Source data:
★ ★ ★ ★

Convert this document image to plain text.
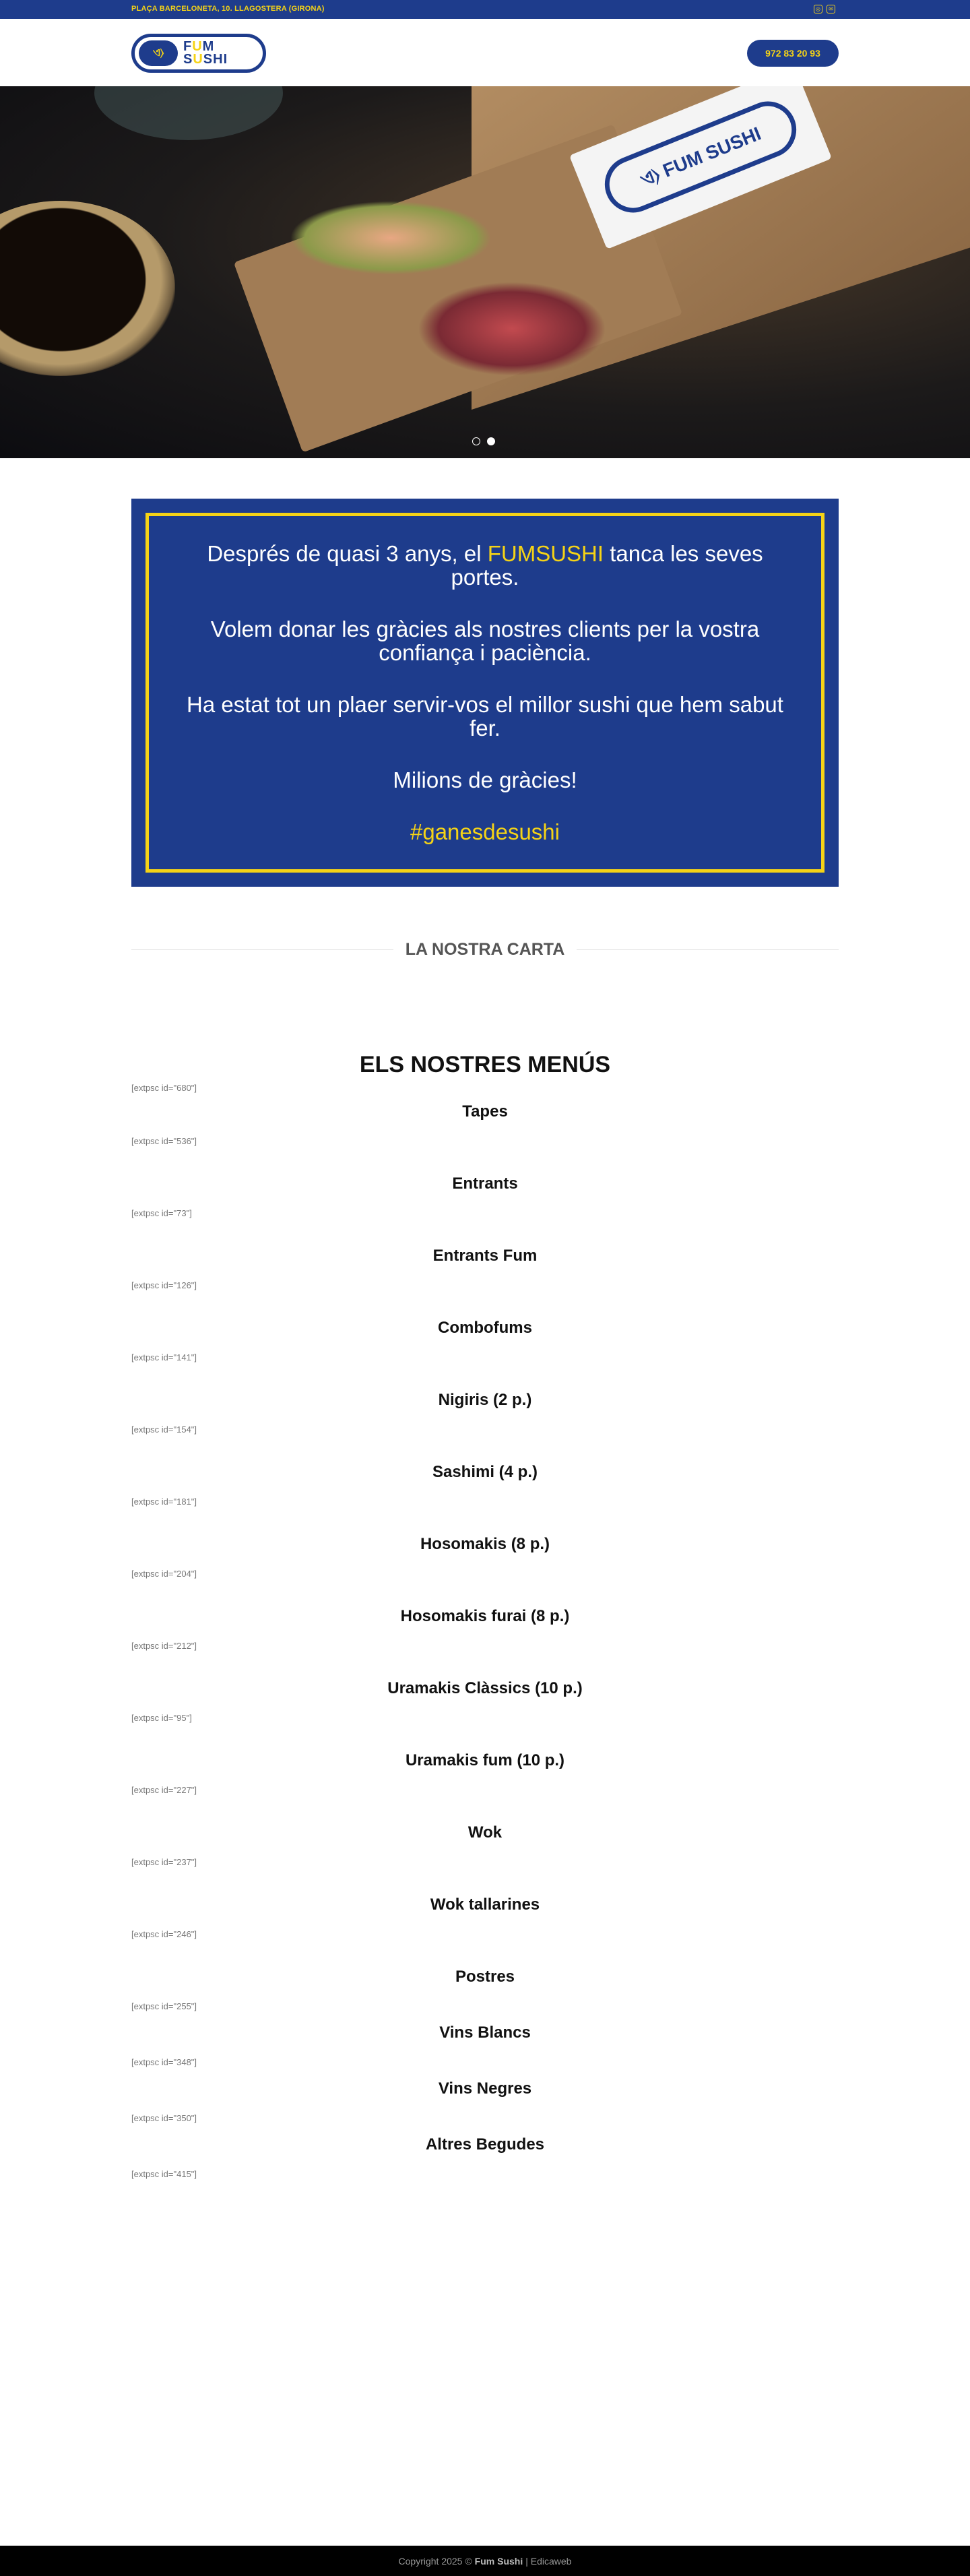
PLAÇA BARCELONETA, 10. LLAGOSTERA (GIRONA)	◎	✉
ଏ⟩	FUM
SUSHI	972 83 20 93
ଏ⟩ FUM SUSHI

Després de quasi 3 anys, el FUMSUSHI tanca les seves portes.

Volem donar les gràcies als nostres clients per la vostra confiança i paciència.

Ha estat tot un plaer servir-vos el millor sushi que hem sabut fer.

Milions de gràcies!

#ganesdesushi

LA NOSTRA CARTA
ELS NOSTRES MENÚS
[extpsc id="680"]
Tapes
[extpsc id="536"]
Entrants
[extpsc id="73"]
Entrants Fum
[extpsc id="126"]
Combofums
[extpsc id="141"]
Nigiris (2 p.)
[extpsc id="154"]
Sashimi (4 p.)
[extpsc id="181"]
Hosomakis (8 p.)
[extpsc id="204"]
Hosomakis furai (8 p.)
[extpsc id="212"]
Uramakis Clàssics (10 p.)
[extpsc id="95"]
Uramakis fum (10 p.)
[extpsc id="227"]
Wok
[extpsc id="237"]
Wok tallarines
[extpsc id="246"]
Postres
[extpsc id="255"]
Vins Blancs
[extpsc id="348"]
Vins Negres
[extpsc id="350"]
Altres Begudes
[extpsc id="415"]
Copyright 2025 © Fum Sushi |
Edicaweb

★ ★ ★ ★

What to produce
Select every line in the material above where the string "gràcies" occurs, and copy it.

Complete output
Volem donar les gràcies als nostres clients per la vostra confiança i paciència.
Milions de gràcies!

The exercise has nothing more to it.